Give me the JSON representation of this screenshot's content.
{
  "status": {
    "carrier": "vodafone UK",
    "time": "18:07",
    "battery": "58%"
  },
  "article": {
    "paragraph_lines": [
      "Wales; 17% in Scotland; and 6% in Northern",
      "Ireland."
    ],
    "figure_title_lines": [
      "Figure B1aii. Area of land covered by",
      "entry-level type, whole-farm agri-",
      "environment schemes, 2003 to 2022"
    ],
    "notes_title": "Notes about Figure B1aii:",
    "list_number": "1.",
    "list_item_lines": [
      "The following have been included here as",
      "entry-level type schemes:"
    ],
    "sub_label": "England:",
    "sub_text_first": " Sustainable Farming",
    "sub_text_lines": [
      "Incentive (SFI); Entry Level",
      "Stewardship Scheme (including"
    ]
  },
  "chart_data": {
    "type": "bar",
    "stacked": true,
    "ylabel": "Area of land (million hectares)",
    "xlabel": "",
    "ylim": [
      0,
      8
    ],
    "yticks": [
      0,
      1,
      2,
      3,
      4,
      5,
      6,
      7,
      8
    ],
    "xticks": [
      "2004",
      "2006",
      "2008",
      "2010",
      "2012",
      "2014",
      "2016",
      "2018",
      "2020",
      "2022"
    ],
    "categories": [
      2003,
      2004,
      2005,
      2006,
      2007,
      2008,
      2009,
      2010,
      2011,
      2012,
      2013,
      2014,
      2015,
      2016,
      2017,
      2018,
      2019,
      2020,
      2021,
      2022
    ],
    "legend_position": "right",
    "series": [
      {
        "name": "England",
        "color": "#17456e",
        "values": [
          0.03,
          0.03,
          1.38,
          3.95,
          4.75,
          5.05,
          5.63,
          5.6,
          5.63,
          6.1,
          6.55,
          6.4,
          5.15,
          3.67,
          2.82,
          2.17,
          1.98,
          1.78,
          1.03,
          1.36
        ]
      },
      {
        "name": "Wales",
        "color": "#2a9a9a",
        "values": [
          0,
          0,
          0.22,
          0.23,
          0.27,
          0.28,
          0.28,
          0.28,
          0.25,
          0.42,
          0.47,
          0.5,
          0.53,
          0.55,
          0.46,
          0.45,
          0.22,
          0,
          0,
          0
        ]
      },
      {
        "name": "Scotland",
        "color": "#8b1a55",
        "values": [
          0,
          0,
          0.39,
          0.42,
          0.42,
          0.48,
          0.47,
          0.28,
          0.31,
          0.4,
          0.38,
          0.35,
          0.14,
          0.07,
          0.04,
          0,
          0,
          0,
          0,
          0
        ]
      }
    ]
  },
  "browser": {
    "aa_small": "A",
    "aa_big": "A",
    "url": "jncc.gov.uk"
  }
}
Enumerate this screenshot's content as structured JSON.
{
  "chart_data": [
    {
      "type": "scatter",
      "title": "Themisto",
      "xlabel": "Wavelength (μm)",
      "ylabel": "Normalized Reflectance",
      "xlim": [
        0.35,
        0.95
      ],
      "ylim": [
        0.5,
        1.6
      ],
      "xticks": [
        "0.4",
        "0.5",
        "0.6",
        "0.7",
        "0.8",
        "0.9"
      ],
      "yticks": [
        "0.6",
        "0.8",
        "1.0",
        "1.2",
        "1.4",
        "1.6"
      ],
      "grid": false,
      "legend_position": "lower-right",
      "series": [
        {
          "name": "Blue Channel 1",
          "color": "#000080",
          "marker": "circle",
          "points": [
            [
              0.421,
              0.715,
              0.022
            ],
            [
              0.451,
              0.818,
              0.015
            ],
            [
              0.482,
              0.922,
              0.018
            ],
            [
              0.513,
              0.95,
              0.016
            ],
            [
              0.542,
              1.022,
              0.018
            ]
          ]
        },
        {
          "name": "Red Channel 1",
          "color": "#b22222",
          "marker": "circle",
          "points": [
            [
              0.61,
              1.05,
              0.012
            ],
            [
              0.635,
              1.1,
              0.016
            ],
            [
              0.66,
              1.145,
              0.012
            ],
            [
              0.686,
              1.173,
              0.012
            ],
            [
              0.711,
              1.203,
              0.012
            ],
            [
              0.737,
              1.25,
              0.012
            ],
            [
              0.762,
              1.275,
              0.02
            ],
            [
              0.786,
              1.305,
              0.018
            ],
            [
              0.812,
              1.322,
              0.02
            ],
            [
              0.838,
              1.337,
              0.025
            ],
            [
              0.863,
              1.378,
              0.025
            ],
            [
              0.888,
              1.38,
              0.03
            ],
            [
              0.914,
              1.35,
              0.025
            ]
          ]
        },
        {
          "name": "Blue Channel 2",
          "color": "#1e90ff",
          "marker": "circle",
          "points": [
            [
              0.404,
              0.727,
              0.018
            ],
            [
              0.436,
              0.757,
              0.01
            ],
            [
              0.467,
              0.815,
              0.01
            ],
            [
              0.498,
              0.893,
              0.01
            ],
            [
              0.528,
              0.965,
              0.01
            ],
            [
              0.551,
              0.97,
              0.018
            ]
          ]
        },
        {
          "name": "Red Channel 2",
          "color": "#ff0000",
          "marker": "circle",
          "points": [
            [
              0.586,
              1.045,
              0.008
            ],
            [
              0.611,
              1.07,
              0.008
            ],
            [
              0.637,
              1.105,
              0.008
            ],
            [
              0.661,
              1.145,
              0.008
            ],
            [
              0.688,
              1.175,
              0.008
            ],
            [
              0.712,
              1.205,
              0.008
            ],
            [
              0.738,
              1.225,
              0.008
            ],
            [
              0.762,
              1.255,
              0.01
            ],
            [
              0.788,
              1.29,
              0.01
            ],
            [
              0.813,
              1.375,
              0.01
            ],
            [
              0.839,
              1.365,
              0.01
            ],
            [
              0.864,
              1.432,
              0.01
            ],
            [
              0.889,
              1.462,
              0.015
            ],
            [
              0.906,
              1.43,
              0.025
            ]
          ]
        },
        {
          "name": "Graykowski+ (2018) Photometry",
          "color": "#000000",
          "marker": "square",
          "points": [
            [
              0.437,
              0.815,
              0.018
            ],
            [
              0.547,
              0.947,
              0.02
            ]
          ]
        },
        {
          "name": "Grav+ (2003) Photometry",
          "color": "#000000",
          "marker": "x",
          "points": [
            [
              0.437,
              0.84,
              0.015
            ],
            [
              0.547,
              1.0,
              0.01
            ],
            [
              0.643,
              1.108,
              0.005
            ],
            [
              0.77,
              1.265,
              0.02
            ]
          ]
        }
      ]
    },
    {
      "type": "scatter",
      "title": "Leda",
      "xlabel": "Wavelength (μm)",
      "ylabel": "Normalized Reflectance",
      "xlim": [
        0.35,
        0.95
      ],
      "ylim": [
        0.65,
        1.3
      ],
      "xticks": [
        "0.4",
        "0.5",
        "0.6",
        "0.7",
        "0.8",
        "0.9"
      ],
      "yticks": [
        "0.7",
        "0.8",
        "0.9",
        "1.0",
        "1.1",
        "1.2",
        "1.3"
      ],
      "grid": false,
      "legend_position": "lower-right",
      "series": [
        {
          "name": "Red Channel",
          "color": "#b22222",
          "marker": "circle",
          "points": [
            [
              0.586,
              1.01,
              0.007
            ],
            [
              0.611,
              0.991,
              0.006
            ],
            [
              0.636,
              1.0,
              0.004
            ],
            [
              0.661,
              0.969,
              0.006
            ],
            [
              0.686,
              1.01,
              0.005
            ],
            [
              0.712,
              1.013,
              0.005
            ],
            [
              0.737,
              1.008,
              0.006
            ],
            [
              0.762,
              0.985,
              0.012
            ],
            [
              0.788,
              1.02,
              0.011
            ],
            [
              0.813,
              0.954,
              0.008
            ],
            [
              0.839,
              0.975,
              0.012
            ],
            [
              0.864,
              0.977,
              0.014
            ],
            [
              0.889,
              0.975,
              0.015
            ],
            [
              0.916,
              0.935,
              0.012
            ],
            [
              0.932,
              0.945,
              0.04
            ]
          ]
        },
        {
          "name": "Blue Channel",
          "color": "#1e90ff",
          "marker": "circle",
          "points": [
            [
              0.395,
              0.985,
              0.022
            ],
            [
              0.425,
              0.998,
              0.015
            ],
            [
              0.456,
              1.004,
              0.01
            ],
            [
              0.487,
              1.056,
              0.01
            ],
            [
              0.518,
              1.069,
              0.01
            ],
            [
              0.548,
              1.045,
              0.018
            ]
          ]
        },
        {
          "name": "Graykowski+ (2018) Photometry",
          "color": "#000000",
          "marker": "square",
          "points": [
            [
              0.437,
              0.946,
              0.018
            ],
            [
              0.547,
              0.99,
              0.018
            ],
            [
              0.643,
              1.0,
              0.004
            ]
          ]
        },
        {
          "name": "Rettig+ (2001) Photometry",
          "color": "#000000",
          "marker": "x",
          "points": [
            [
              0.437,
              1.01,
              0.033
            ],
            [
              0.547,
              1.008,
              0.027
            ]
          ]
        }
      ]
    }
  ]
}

_ _ _

THE PROBLEM | Read through the lines above and collect those that contain the string "Photometry".

WRITTEN SOLUTION |
          "name": "Graykowski+ (2018) Photometry",
          "name": "Grav+ (2003) Photometry",
          "name": "Graykowski+ (2018) Photometry",
          "name": "Rettig+ (2001) Photometry",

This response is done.